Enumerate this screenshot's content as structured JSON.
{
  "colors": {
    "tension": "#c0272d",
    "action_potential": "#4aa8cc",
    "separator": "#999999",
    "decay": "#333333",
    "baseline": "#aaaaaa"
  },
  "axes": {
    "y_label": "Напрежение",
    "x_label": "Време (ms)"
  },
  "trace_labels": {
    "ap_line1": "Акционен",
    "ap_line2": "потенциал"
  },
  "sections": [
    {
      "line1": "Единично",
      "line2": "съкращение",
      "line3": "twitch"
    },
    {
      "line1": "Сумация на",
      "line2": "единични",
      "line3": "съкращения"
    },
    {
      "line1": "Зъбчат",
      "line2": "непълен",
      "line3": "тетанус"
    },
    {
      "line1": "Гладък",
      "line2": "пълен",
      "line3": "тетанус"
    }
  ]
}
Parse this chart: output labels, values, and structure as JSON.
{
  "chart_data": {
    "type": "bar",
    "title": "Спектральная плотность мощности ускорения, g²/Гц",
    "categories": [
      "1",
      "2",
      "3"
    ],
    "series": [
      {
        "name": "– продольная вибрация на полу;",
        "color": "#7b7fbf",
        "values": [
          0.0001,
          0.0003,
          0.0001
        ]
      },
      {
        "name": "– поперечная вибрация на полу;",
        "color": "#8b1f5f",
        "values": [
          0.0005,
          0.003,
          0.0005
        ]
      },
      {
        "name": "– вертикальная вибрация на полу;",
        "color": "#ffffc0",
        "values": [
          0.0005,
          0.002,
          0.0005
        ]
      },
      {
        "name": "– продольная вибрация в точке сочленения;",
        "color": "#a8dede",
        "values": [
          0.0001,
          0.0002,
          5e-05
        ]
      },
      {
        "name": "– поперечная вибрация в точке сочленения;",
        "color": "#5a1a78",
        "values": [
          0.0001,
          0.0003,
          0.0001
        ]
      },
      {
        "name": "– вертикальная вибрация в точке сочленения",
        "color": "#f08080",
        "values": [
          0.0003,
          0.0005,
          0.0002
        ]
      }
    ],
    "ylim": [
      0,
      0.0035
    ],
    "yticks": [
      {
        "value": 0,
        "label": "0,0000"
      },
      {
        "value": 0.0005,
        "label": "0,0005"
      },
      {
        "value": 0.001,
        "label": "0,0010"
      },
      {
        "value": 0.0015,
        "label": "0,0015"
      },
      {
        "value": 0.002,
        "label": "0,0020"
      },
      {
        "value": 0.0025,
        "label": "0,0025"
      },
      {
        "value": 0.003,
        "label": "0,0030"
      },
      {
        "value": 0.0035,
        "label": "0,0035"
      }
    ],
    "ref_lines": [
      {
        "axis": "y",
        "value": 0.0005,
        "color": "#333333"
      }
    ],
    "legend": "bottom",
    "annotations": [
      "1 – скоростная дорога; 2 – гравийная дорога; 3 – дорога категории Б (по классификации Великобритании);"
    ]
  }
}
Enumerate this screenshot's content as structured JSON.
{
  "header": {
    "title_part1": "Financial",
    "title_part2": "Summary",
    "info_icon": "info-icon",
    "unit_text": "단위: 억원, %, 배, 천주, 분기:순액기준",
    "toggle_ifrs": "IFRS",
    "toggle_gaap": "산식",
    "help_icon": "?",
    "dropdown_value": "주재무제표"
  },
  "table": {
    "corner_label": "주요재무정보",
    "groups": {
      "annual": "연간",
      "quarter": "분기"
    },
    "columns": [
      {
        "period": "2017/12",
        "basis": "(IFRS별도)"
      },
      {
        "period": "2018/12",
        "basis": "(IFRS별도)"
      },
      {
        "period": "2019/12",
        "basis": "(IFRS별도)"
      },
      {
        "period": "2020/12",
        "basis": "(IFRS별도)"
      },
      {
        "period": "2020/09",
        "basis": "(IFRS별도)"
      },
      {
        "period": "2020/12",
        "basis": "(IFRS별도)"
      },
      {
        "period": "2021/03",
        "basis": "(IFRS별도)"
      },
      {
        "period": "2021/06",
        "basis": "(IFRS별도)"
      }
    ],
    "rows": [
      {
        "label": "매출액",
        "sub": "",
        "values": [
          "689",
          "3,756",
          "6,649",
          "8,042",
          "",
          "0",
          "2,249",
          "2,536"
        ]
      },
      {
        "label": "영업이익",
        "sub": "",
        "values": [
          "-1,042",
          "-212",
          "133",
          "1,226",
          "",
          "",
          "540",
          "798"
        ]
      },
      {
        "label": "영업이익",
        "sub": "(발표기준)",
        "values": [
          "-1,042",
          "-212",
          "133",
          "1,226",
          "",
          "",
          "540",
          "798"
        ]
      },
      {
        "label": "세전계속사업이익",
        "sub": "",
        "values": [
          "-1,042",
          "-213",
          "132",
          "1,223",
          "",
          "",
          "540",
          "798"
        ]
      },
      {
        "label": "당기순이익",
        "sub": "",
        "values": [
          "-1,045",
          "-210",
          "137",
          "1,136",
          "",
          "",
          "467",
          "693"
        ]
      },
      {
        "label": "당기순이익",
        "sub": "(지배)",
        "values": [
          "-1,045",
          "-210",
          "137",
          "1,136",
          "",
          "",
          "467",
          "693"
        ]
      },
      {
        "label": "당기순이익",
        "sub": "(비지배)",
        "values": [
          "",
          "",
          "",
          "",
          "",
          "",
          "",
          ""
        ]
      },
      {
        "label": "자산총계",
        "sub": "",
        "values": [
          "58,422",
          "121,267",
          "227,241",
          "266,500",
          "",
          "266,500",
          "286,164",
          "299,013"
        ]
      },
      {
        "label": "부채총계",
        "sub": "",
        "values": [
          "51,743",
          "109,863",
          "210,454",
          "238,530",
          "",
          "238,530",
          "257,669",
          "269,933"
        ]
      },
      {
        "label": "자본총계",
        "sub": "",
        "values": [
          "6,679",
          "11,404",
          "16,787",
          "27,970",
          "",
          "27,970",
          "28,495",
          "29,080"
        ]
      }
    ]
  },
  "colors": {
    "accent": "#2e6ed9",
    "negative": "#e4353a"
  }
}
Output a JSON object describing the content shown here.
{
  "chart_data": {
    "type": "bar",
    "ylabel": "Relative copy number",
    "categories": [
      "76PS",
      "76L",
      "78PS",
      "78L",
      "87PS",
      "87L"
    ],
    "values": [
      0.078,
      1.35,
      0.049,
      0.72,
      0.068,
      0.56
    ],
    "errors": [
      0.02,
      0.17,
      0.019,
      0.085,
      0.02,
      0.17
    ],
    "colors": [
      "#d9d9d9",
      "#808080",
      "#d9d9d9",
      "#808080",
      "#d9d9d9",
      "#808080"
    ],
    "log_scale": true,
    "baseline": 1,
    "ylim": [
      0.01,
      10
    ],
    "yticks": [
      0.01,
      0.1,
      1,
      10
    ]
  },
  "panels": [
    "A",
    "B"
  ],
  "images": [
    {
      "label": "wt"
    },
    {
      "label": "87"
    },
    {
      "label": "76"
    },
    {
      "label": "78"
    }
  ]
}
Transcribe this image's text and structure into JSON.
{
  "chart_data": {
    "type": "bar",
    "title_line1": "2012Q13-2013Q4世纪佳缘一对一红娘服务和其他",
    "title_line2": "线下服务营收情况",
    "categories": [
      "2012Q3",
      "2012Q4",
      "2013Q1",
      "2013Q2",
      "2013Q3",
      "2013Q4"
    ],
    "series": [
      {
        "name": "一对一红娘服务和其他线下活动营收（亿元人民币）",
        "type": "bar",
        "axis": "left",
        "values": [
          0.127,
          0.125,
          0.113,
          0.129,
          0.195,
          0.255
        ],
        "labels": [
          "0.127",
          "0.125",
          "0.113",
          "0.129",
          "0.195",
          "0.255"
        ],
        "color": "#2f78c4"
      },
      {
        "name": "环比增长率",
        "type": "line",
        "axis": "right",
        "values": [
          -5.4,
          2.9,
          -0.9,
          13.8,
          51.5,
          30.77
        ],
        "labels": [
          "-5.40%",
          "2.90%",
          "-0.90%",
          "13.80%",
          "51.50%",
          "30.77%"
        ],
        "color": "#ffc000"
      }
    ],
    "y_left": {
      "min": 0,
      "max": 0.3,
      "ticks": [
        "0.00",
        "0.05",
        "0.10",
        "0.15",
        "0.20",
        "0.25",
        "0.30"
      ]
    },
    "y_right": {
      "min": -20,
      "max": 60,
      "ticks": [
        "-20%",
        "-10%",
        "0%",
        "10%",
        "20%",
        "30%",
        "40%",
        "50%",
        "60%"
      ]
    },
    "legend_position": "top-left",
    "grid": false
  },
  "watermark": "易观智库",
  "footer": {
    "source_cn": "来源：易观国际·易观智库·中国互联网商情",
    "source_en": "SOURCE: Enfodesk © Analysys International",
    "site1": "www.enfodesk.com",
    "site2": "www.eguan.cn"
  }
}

◇ ◇ ◇

In the listing above, find the lines holding the word "period" and copy them.

◆ **Solution below**
        "period": "2017/12",
        "period": "2018/12",
        "period": "2019/12",
        "period": "2020/12",
        "period": "2020/09",
        "period": "2020/12",
        "period": "2021/03",
        "period": "2021/06",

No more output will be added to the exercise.